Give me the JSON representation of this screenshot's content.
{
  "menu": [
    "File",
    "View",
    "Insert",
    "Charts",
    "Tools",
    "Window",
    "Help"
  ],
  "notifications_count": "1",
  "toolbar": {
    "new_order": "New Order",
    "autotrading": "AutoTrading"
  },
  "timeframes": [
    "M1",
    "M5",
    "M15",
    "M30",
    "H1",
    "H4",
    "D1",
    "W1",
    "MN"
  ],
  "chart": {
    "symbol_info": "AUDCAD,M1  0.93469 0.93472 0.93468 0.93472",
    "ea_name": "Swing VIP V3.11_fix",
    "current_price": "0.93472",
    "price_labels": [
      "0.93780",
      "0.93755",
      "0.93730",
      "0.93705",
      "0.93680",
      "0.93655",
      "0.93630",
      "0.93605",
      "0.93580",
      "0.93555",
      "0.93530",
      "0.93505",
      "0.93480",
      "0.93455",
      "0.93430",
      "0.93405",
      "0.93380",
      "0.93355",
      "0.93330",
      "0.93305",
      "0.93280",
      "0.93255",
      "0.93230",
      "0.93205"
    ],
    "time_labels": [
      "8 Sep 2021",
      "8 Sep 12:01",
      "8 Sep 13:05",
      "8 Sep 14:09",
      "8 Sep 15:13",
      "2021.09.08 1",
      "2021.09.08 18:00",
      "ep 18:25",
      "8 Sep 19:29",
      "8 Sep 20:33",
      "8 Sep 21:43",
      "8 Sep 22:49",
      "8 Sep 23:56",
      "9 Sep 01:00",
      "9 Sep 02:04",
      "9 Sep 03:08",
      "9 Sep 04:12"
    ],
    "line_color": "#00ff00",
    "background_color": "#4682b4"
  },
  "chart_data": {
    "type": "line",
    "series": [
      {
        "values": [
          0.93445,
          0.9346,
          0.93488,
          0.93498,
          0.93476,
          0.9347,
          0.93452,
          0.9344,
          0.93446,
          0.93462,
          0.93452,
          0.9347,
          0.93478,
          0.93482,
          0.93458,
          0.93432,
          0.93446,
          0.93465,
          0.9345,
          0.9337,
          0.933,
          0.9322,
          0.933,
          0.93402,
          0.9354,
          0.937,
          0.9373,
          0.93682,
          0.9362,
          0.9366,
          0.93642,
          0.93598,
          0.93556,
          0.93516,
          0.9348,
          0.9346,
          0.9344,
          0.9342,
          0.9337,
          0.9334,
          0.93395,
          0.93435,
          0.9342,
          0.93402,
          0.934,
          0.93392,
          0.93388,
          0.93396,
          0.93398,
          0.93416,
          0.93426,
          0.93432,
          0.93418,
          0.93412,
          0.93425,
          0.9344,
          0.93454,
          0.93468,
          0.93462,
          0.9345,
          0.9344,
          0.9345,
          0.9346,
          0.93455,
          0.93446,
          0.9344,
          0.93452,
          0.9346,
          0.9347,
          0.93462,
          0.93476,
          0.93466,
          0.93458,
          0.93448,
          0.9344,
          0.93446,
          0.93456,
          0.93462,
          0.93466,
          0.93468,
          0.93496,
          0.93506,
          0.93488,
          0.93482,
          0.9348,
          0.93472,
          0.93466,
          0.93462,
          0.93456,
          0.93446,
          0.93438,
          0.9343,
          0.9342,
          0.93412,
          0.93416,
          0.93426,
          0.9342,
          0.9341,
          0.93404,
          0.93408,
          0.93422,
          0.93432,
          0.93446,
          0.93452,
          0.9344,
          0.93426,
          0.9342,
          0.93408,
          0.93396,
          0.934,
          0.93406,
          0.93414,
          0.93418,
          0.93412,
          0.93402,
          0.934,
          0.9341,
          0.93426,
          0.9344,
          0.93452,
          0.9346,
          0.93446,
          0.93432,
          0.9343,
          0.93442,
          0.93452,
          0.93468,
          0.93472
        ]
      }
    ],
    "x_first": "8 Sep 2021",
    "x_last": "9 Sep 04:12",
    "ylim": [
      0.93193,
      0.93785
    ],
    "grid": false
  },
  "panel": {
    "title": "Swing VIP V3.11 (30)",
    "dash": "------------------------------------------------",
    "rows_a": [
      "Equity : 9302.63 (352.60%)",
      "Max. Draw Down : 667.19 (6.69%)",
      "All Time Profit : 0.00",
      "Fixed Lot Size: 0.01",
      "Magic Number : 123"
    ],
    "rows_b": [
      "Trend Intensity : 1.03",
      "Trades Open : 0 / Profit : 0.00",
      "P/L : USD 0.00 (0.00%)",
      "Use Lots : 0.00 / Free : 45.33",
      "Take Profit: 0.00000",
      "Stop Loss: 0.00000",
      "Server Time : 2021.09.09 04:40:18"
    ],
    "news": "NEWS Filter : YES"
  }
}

§ §

* [Written task]: Go through the records. Copy each line where "Swing" appears.

* [Response to the exercise]:
    "ea_name": "Swing VIP V3.11_fix",
    "title": "Swing VIP V3.11 (30)",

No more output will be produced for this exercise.